In the court opinion, on what date did the Manchester Transit Authority terminate Ted Urban?

- [Extracted text]:
---------------

NOTICE: This opinion is subject to motions for rehearing under Rule 22 as well as formal revision before publication in the New Hampshire Reports. Readers are requested to notify the Clerk/Reporter, Supreme Court of New Hampshire, Supreme Court Building, Concord, New Hampshire 03301, of any errors in order that corrections may be made before the opinion goes to press. Opinions are available on the Internet by 9:00 a.m. on the morning of their release.

THE SUPREME COURT OF NEW HAMPSHIRE

___________________________

Public Employee Labor Relations Board

No. 98-038

APPEAL OF AMALGAMATED TRANSIT UNION, LOCAL 717

(New Hampshire Public Employee Labor Relations Board)

November 23, 1999

Craig, Wenners & Craig, P.A., of Manchester (Vincent A. Wenners, Jr. and Stephanie Stergiou Ferro on the brief, and Mr. Wenners orally), for the petitioner.

Devine, Millimet & Branch, P.A., of Manchester (Diane Murphy Quinlan and John E. Friberg, Jr. on the brief, and Mark T. Broth orally), for the respondent, Manchester Transit Authority.

JOHNSON, J. The petitioner, Amalgamated Transit Union, Local 717 (union), appeals a decision of the public employee labor relations board (PELRB), in which the PELRB refused to implement an arbitrator's award ordering the respondent, the Manchester Transit Authority (MTA), to reinstate two union employees to their positions after testing positive for drug use by vacating the arbitrator's award. We affirm and remand.

The MTA is a public employer of driver-operators, mechanics, maintenance personnel, and other employees. The union is the duly certified bargaining unit for MTA employees. The MTA and the union entered into a collective bargaining agreement (CBA) that included a grievance process concluding with final and binding arbitration.

The arbitrator found the following facts. In addition to providing general passenger service on established bus routes, the MTA provides bus services under a contract with the Manchester School District for students in the Manchester public schools. MTA buses used for school purposes carry signs indicating that the buses are within a drug-free zone. See RSA 193-B:1, :2 (Supp. 1998).

Ted Urban was employed in the summer of 1992 as a mechanic at the MTA garage. His duties included bus repair and maintenance, retrieval of broken buses, and plowing snow with a large dump truck at the garage lot. Urban tested positive for marijuana in a random drug test. He was suspended on June 26, 1995, and was advised that, under federal regulations issued under the Omnibus Transportation Employee Testing Act of 1991, he would be randomly tested six times in the next year and that he would be terminated if he tested positive a second time. On April 3, 1996, Urban again tested positive. He was suspended on April 11, 1996, when the employer learned he tested positive, and on May 22, 1996, was terminated by the MTA.

---------------

- [Dataset records]:
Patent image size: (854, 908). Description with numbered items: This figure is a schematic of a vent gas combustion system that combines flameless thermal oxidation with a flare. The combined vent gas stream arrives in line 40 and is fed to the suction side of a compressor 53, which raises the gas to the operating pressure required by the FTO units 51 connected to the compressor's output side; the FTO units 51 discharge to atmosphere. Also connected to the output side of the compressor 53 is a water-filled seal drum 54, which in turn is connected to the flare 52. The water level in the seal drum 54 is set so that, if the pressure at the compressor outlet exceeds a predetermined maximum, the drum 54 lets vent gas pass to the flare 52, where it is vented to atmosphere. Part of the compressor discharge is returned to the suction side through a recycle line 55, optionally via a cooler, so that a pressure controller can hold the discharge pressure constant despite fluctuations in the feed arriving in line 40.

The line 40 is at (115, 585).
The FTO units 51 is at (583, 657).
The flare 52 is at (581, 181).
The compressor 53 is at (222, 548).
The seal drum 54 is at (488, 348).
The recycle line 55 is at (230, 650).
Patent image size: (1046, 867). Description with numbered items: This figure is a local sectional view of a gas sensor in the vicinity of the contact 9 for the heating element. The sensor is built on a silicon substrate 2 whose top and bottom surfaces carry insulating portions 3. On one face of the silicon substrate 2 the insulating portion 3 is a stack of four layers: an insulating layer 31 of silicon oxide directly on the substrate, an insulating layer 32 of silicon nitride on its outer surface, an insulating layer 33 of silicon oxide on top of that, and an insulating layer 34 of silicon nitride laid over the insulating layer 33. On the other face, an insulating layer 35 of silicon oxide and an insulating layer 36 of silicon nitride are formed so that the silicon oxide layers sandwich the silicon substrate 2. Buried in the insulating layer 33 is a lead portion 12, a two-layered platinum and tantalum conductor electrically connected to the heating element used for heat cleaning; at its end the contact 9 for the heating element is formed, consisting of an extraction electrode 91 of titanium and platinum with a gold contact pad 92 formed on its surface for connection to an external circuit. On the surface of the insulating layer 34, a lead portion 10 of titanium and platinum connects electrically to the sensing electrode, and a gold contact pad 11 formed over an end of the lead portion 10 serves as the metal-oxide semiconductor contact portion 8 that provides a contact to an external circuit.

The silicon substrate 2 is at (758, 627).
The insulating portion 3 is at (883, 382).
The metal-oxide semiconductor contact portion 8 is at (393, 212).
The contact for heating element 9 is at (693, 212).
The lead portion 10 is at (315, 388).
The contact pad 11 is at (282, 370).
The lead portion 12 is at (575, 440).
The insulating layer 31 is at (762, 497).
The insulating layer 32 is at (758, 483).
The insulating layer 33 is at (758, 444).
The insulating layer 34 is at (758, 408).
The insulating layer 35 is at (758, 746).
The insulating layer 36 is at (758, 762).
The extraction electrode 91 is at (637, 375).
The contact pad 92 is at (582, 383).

---------------

- [Complete response]: May 22, 1996.